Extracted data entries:
-=-=-=-=-
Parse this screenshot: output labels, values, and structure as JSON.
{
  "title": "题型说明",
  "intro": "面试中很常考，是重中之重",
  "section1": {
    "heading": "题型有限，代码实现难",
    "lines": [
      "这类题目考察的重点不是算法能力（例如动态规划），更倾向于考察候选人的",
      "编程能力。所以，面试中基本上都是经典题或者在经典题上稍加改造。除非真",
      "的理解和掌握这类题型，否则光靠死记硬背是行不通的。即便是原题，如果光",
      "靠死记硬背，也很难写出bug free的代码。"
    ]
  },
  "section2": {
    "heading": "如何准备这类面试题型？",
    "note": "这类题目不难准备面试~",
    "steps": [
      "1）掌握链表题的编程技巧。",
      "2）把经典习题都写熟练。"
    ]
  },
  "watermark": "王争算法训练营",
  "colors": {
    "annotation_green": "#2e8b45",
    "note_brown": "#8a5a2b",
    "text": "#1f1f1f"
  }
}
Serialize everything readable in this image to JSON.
-=-=-=-=-
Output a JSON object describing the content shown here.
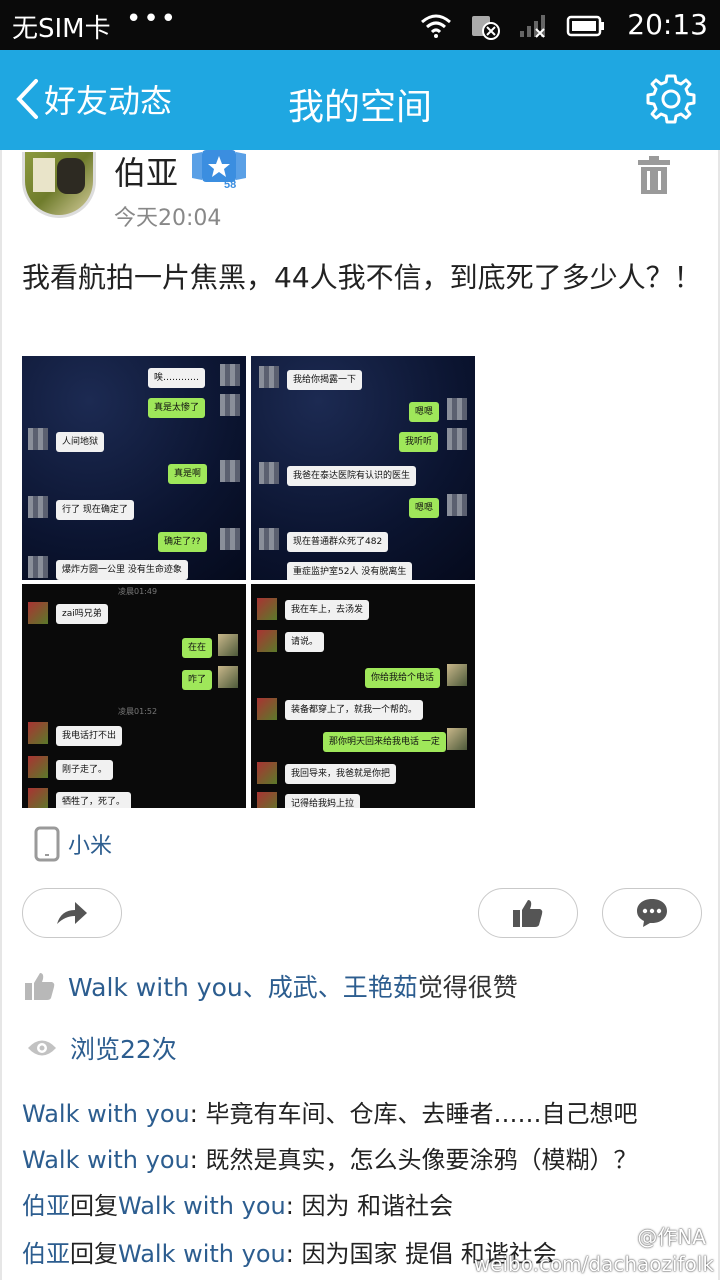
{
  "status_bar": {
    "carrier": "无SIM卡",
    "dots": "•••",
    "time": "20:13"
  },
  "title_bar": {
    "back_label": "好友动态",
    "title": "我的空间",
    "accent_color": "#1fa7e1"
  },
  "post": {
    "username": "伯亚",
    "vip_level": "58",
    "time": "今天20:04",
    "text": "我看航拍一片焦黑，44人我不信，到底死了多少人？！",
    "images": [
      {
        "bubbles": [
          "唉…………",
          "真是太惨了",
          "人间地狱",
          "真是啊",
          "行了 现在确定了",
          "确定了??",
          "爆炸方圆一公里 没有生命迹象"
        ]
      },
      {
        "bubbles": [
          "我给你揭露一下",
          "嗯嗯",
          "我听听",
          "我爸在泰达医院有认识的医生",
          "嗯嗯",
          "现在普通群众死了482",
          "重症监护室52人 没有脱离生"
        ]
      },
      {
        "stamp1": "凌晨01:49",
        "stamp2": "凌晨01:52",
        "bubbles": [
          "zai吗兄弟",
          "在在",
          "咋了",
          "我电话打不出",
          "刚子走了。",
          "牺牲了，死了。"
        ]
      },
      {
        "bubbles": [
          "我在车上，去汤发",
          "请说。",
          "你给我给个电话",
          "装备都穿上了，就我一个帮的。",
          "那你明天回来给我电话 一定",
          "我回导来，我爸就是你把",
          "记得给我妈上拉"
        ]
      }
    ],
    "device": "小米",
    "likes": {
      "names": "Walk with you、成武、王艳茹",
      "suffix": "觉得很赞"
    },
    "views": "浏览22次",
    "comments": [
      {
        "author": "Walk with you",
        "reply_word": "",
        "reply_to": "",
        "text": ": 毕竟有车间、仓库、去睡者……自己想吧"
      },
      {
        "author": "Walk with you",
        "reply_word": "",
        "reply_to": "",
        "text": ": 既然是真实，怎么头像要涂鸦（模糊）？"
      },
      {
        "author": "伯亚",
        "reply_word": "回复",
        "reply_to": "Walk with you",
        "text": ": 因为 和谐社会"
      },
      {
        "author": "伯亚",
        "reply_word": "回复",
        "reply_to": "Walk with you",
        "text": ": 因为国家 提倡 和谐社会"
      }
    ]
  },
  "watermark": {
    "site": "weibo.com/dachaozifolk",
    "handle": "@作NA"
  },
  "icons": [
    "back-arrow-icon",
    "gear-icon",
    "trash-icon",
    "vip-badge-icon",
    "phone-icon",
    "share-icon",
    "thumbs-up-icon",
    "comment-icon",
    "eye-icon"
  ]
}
-=-=-=-=-
Exercise objective: Give only the number of lines in the entries above that contain the string "heading".

Complete answer: 2